» Information supplied:
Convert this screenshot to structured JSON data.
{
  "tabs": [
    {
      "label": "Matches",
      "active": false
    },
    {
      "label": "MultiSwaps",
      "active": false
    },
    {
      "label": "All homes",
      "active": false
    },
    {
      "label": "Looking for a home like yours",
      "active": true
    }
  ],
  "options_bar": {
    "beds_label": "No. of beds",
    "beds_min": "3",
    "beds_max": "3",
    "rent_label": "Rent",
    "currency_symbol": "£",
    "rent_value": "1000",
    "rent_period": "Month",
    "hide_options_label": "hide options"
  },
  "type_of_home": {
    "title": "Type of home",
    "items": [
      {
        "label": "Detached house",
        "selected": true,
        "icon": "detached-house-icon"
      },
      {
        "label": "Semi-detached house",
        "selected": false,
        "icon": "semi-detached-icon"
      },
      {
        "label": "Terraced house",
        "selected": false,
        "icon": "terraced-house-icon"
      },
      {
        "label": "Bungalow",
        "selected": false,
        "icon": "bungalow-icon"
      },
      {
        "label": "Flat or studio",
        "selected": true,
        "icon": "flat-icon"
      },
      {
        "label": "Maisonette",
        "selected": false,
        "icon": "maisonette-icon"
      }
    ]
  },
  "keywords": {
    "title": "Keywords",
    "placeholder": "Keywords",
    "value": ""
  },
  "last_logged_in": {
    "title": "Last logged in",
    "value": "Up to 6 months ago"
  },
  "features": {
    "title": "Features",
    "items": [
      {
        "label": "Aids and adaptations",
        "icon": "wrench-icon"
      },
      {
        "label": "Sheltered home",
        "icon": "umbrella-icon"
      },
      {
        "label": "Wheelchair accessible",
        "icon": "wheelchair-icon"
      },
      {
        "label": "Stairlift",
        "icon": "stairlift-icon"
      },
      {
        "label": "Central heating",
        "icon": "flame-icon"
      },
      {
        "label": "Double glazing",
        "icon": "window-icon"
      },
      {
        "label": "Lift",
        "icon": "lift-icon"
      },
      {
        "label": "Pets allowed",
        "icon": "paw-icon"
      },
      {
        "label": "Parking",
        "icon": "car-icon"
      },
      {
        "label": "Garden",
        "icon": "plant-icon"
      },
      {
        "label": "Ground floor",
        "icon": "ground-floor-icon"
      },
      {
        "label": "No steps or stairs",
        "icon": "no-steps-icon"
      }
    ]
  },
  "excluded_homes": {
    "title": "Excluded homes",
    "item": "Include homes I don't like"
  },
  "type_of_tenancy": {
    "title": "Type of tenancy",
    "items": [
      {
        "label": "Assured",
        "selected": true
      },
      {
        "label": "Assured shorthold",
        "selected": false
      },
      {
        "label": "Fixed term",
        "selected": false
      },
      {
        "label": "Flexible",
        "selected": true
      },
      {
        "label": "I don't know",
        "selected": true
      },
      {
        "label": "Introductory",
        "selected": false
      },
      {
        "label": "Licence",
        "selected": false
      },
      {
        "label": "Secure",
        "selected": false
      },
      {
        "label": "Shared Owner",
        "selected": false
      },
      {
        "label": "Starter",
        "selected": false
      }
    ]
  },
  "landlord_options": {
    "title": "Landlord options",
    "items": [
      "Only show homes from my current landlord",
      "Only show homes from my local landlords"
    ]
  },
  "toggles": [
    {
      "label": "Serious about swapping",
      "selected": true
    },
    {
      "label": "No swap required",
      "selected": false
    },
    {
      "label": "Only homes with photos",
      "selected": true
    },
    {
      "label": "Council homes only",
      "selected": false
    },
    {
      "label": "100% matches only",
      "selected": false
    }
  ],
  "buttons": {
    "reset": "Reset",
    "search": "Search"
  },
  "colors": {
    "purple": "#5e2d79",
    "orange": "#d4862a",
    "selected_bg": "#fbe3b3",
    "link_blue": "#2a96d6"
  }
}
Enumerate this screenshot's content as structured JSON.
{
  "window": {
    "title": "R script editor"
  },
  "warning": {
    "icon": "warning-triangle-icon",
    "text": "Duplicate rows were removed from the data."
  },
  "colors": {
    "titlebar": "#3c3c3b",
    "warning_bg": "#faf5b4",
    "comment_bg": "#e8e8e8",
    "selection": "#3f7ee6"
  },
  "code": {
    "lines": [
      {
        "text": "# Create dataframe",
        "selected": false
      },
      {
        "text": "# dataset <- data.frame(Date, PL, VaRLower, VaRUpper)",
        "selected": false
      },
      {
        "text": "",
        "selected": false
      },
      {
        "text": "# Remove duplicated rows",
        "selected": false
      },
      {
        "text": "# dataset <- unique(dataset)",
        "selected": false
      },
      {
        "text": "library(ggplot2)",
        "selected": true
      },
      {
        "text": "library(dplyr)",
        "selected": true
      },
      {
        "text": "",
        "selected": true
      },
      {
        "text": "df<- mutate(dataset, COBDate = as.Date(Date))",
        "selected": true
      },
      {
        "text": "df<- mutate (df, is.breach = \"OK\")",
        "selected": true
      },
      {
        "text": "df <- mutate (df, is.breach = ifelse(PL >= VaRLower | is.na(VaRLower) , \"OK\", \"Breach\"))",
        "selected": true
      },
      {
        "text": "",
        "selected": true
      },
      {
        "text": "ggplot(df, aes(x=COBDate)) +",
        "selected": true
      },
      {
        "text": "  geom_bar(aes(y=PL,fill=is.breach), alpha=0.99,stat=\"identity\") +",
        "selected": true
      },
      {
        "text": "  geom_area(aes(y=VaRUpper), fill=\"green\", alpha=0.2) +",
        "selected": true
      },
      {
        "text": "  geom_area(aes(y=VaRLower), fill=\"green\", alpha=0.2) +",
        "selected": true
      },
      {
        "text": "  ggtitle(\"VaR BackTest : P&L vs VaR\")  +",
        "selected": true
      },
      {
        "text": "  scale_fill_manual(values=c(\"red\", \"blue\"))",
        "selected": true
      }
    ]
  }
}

» Work to do:
The records above are to be repeated exactly, in their entirety.

» Output of the exercise:
Convert this screenshot to structured JSON data.
{
  "tabs": [
    {
      "label": "Matches",
      "active": false
    },
    {
      "label": "MultiSwaps",
      "active": false
    },
    {
      "label": "All homes",
      "active": false
    },
    {
      "label": "Looking for a home like yours",
      "active": true
    }
  ],
  "options_bar": {
    "beds_label": "No. of beds",
    "beds_min": "3",
    "beds_max": "3",
    "rent_label": "Rent",
    "currency_symbol": "£",
    "rent_value": "1000",
    "rent_period": "Month",
    "hide_options_label": "hide options"
  },
  "type_of_home": {
    "title": "Type of home",
    "items": [
      {
        "label": "Detached house",
        "selected": true,
        "icon": "detached-house-icon"
      },
      {
        "label": "Semi-detached house",
        "selected": false,
        "icon": "semi-detached-icon"
      },
      {
        "label": "Terraced house",
        "selected": false,
        "icon": "terraced-house-icon"
      },
      {
        "label": "Bungalow",
        "selected": false,
        "icon": "bungalow-icon"
      },
      {
        "label": "Flat or studio",
        "selected": true,
        "icon": "flat-icon"
      },
      {
        "label": "Maisonette",
        "selected": false,
        "icon": "maisonette-icon"
      }
    ]
  },
  "keywords": {
    "title": "Keywords",
    "placeholder": "Keywords",
    "value": ""
  },
  "last_logged_in": {
    "title": "Last logged in",
    "value": "Up to 6 months ago"
  },
  "features": {
    "title": "Features",
    "items": [
      {
        "label": "Aids and adaptations",
        "icon": "wrench-icon"
      },
      {
        "label": "Sheltered home",
        "icon": "umbrella-icon"
      },
      {
        "label": "Wheelchair accessible",
        "icon": "wheelchair-icon"
      },
      {
        "label": "Stairlift",
        "icon": "stairlift-icon"
      },
      {
        "label": "Central heating",
        "icon": "flame-icon"
      },
      {
        "label": "Double glazing",
        "icon": "window-icon"
      },
      {
        "label": "Lift",
        "icon": "lift-icon"
      },
      {
        "label": "Pets allowed",
        "icon": "paw-icon"
      },
      {
        "label": "Parking",
        "icon": "car-icon"
      },
      {
        "label": "Garden",
        "icon": "plant-icon"
      },
      {
        "label": "Ground floor",
        "icon": "ground-floor-icon"
      },
      {
        "label": "No steps or stairs",
        "icon": "no-steps-icon"
      }
    ]
  },
  "excluded_homes": {
    "title": "Excluded homes",
    "item": "Include homes I don't like"
  },
  "type_of_tenancy": {
    "title": "Type of tenancy",
    "items": [
      {
        "label": "Assured",
        "selected": true
      },
      {
        "label": "Assured shorthold",
        "selected": false
      },
      {
        "label": "Fixed term",
        "selected": false
      },
      {
        "label": "Flexible",
        "selected": true
      },
      {
        "label": "I don't know",
        "selected": true
      },
      {
        "label": "Introductory",
        "selected": false
      },
      {
        "label": "Licence",
        "selected": false
      },
      {
        "label": "Secure",
        "selected": false
      },
      {
        "label": "Shared Owner",
        "selected": false
      },
      {
        "label": "Starter",
        "selected": false
      }
    ]
  },
  "landlord_options": {
    "title": "Landlord options",
    "items": [
      "Only show homes from my current landlord",
      "Only show homes from my local landlords"
    ]
  },
  "toggles": [
    {
      "label": "Serious about swapping",
      "selected": true
    },
    {
      "label": "No swap required",
      "selected": false
    },
    {
      "label": "Only homes with photos",
      "selected": true
    },
    {
      "label": "Council homes only",
      "selected": false
    },
    {
      "label": "100% matches only",
      "selected": false
    }
  ],
  "buttons": {
    "reset": "Reset",
    "search": "Search"
  },
  "colors": {
    "purple": "#5e2d79",
    "orange": "#d4862a",
    "selected_bg": "#fbe3b3",
    "link_blue": "#2a96d6"
  }
}
Enumerate this screenshot's content as structured JSON.
{
  "window": {
    "title": "R script editor"
  },
  "warning": {
    "icon": "warning-triangle-icon",
    "text": "Duplicate rows were removed from the data."
  },
  "colors": {
    "titlebar": "#3c3c3b",
    "warning_bg": "#faf5b4",
    "comment_bg": "#e8e8e8",
    "selection": "#3f7ee6"
  },
  "code": {
    "lines": [
      {
        "text": "# Create dataframe",
        "selected": false
      },
      {
        "text": "# dataset <- data.frame(Date, PL, VaRLower, VaRUpper)",
        "selected": false
      },
      {
        "text": "",
        "selected": false
      },
      {
        "text": "# Remove duplicated rows",
        "selected": false
      },
      {
        "text": "# dataset <- unique(dataset)",
        "selected": false
      },
      {
        "text": "library(ggplot2)",
        "selected": true
      },
      {
        "text": "library(dplyr)",
        "selected": true
      },
      {
        "text": "",
        "selected": true
      },
      {
        "text": "df<- mutate(dataset, COBDate = as.Date(Date))",
        "selected": true
      },
      {
        "text": "df<- mutate (df, is.breach = \"OK\")",
        "selected": true
      },
      {
        "text": "df <- mutate (df, is.breach = ifelse(PL >= VaRLower | is.na(VaRLower) , \"OK\", \"Breach\"))",
        "selected": true
      },
      {
        "text": "",
        "selected": true
      },
      {
        "text": "ggplot(df, aes(x=COBDate)) +",
        "selected": true
      },
      {
        "text": "  geom_bar(aes(y=PL,fill=is.breach), alpha=0.99,stat=\"identity\") +",
        "selected": true
      },
      {
        "text": "  geom_area(aes(y=VaRUpper), fill=\"green\", alpha=0.2) +",
        "selected": true
      },
      {
        "text": "  geom_area(aes(y=VaRLower), fill=\"green\", alpha=0.2) +",
        "selected": true
      },
      {
        "text": "  ggtitle(\"VaR BackTest : P&L vs VaR\")  +",
        "selected": true
      },
      {
        "text": "  scale_fill_manual(values=c(\"red\", \"blue\"))",
        "selected": true
      }
    ]
  }
}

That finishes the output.